> TASK DIRECTIONS
Identify every line in the records below that contains the word "полное", and reproduce each one.

> GIVEN RECORDS
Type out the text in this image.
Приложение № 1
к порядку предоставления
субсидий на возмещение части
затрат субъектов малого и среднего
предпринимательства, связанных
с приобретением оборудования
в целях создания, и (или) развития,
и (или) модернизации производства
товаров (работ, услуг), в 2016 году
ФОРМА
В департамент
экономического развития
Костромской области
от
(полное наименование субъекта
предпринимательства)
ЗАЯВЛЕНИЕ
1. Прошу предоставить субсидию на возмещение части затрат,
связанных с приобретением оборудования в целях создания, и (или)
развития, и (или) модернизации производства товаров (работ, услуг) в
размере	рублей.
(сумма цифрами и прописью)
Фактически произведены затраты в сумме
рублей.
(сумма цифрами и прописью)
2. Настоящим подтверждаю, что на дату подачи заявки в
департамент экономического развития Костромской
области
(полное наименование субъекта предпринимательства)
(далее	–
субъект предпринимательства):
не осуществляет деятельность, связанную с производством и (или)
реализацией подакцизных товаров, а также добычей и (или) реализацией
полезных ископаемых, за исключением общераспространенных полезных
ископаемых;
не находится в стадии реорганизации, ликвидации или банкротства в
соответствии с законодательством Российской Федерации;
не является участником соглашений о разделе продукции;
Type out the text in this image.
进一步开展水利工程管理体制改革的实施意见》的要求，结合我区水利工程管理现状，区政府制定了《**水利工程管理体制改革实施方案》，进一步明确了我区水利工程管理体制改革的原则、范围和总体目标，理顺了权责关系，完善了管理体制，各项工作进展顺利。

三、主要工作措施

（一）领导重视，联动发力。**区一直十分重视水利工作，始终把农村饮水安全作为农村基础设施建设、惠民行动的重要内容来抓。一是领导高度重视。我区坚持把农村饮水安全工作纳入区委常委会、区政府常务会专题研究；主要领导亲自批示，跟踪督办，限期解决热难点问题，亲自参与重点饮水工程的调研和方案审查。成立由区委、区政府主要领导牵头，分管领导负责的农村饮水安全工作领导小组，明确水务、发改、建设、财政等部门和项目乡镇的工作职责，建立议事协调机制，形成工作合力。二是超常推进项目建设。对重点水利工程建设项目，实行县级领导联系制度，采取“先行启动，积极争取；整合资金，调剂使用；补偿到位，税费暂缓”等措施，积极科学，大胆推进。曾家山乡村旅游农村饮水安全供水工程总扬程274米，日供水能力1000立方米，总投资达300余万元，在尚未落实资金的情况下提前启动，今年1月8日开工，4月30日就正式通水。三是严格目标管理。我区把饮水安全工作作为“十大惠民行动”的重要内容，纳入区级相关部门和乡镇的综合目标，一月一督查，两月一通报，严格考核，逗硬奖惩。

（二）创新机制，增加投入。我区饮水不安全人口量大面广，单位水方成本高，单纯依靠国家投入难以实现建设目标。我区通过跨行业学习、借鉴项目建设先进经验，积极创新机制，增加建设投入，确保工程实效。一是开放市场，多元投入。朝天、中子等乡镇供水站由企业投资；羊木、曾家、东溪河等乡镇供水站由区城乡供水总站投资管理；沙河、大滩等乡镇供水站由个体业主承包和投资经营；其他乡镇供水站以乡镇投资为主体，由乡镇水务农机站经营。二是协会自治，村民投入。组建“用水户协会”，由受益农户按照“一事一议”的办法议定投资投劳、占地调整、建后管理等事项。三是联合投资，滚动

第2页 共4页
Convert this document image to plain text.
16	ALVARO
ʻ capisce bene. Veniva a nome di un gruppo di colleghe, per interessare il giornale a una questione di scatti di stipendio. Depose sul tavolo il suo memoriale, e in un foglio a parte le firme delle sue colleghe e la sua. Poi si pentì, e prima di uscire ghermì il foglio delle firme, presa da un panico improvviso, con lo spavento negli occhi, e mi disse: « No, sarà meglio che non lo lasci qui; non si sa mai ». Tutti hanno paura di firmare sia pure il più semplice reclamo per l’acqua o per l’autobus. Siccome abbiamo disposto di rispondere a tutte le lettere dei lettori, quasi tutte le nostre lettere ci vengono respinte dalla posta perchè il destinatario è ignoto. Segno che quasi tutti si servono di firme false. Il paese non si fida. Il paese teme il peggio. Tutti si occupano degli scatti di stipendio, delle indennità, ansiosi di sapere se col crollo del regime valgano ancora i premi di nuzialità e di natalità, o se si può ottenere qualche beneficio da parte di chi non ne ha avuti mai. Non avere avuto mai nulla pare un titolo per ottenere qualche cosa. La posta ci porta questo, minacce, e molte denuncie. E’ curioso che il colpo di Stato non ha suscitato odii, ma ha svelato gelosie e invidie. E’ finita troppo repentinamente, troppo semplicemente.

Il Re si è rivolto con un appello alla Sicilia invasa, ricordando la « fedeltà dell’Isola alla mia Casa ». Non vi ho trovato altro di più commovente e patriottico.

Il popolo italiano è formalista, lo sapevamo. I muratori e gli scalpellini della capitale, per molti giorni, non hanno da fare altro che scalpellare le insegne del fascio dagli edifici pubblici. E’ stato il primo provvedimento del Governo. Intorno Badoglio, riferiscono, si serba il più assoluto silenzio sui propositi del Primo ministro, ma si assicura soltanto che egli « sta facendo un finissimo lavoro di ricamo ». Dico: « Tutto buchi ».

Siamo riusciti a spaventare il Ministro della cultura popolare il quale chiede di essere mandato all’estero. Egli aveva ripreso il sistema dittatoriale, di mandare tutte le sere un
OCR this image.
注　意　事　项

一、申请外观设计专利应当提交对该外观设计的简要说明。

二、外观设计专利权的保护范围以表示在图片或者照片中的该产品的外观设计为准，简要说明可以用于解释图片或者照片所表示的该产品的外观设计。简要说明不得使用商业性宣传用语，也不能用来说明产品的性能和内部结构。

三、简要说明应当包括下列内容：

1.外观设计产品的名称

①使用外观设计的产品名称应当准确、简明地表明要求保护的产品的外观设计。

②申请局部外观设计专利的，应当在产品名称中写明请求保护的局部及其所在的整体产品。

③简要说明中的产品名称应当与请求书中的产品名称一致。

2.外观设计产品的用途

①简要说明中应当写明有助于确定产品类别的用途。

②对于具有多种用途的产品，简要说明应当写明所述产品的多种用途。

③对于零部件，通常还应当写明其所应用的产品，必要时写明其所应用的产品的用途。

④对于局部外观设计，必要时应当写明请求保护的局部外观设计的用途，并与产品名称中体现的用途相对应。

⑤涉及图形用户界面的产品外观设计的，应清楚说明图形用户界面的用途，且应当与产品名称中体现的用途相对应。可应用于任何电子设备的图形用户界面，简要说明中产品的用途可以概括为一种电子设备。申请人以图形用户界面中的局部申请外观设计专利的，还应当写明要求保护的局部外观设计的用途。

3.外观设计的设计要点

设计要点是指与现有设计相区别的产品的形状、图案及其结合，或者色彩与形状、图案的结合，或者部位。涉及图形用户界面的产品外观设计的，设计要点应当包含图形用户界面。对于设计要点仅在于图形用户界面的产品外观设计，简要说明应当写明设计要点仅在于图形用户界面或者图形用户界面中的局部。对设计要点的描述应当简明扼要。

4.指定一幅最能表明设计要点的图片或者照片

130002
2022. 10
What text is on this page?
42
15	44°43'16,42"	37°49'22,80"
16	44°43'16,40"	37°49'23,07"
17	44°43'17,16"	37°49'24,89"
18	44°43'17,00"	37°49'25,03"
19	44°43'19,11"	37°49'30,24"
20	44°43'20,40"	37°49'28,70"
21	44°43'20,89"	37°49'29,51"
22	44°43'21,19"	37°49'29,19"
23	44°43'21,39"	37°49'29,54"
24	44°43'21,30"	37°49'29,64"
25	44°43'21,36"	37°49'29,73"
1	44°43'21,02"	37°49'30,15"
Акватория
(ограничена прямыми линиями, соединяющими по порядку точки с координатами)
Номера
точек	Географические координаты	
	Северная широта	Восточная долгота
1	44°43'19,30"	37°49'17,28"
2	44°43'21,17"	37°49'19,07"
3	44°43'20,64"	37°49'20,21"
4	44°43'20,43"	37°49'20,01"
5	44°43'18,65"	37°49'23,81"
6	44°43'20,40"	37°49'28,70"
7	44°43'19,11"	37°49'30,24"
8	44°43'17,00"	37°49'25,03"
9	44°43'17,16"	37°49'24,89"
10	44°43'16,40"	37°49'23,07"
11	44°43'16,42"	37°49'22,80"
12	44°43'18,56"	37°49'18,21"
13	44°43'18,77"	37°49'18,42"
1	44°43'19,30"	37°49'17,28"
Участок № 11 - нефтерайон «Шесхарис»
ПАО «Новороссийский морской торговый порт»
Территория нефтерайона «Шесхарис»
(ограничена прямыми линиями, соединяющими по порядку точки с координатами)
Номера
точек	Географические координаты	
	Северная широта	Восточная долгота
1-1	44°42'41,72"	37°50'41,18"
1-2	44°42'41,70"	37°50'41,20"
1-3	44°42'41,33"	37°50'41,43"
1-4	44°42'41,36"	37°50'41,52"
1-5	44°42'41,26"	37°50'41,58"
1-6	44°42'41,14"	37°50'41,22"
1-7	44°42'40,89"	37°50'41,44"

> EXERCISE SOLUTION
(полное наименование субъекта
(полное наименование субъекта предпринимательства)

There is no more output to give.